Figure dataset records
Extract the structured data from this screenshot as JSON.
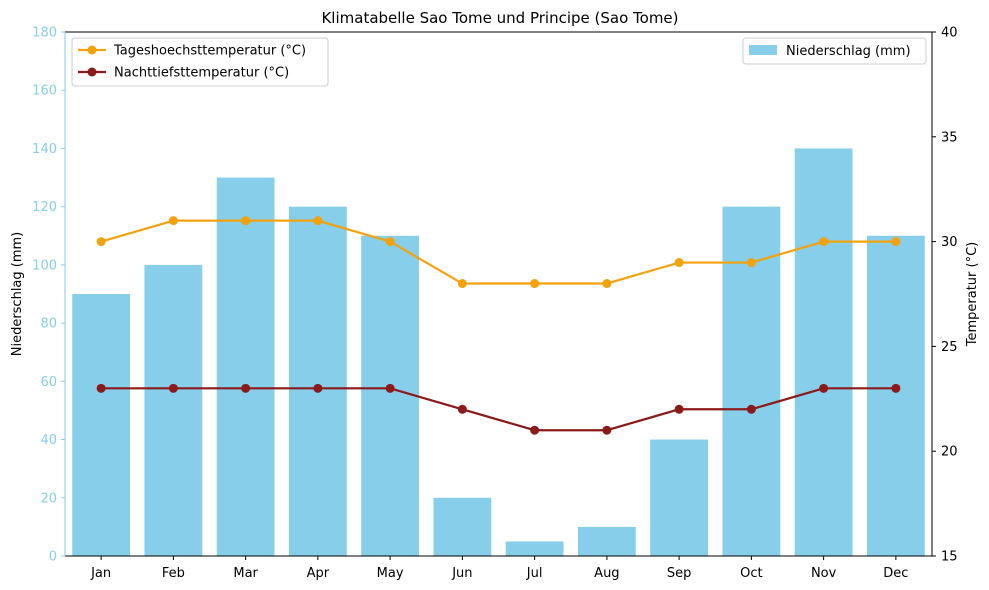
{
  "chart_data": {
    "type": "bar",
    "title": "Klimatabelle Sao Tome und Principe (Sao Tome)",
    "categories": [
      "Jan",
      "Feb",
      "Mar",
      "Apr",
      "May",
      "Jun",
      "Jul",
      "Aug",
      "Sep",
      "Oct",
      "Nov",
      "Dec"
    ],
    "bar_series": {
      "name": "Niederschlag (mm)",
      "axis": "left",
      "color": "#87ceeb",
      "values": [
        90,
        100,
        130,
        120,
        110,
        20,
        5,
        10,
        40,
        120,
        140,
        110
      ]
    },
    "line_series": [
      {
        "name": "Tageshoechsttemperatur (°C)",
        "axis": "right",
        "color": "#f2a20c",
        "values": [
          30,
          31,
          31,
          31,
          30,
          28,
          28,
          28,
          29,
          29,
          30,
          30
        ]
      },
      {
        "name": "Nachttiefsttemperatur (°C)",
        "axis": "right",
        "color": "#8b1a1a",
        "values": [
          23,
          23,
          23,
          23,
          23,
          22,
          21,
          21,
          22,
          22,
          23,
          23
        ]
      }
    ],
    "ylabel_left": "Niederschlag (mm)",
    "ylim_left": [
      0,
      180
    ],
    "yticks_left": [
      0,
      20,
      40,
      60,
      80,
      100,
      120,
      140,
      160,
      180
    ],
    "left_axis_color": "#87ceeb",
    "ylabel_right": "Temperatur (°C)",
    "ylim_right": [
      15,
      40
    ],
    "yticks_right": [
      15,
      20,
      25,
      30,
      35,
      40
    ],
    "grid": false,
    "legend_lines_placement": "top-left",
    "legend_bars_placement": "top-right"
  }
}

## GOAL
Make a word-for-word copy of the entries, without any pictures.

## FINISHED EXERCISE
Extract the structured data from this screenshot as JSON.
{
  "chart_data": {
    "type": "bar",
    "title": "Klimatabelle Sao Tome und Principe (Sao Tome)",
    "categories": [
      "Jan",
      "Feb",
      "Mar",
      "Apr",
      "May",
      "Jun",
      "Jul",
      "Aug",
      "Sep",
      "Oct",
      "Nov",
      "Dec"
    ],
    "bar_series": {
      "name": "Niederschlag (mm)",
      "axis": "left",
      "color": "#87ceeb",
      "values": [
        90,
        100,
        130,
        120,
        110,
        20,
        5,
        10,
        40,
        120,
        140,
        110
      ]
    },
    "line_series": [
      {
        "name": "Tageshoechsttemperatur (°C)",
        "axis": "right",
        "color": "#f2a20c",
        "values": [
          30,
          31,
          31,
          31,
          30,
          28,
          28,
          28,
          29,
          29,
          30,
          30
        ]
      },
      {
        "name": "Nachttiefsttemperatur (°C)",
        "axis": "right",
        "color": "#8b1a1a",
        "values": [
          23,
          23,
          23,
          23,
          23,
          22,
          21,
          21,
          22,
          22,
          23,
          23
        ]
      }
    ],
    "ylabel_left": "Niederschlag (mm)",
    "ylim_left": [
      0,
      180
    ],
    "yticks_left": [
      0,
      20,
      40,
      60,
      80,
      100,
      120,
      140,
      160,
      180
    ],
    "left_axis_color": "#87ceeb",
    "ylabel_right": "Temperatur (°C)",
    "ylim_right": [
      15,
      40
    ],
    "yticks_right": [
      15,
      20,
      25,
      30,
      35,
      40
    ],
    "grid": false,
    "legend_lines_placement": "top-left",
    "legend_bars_placement": "top-right"
  }
}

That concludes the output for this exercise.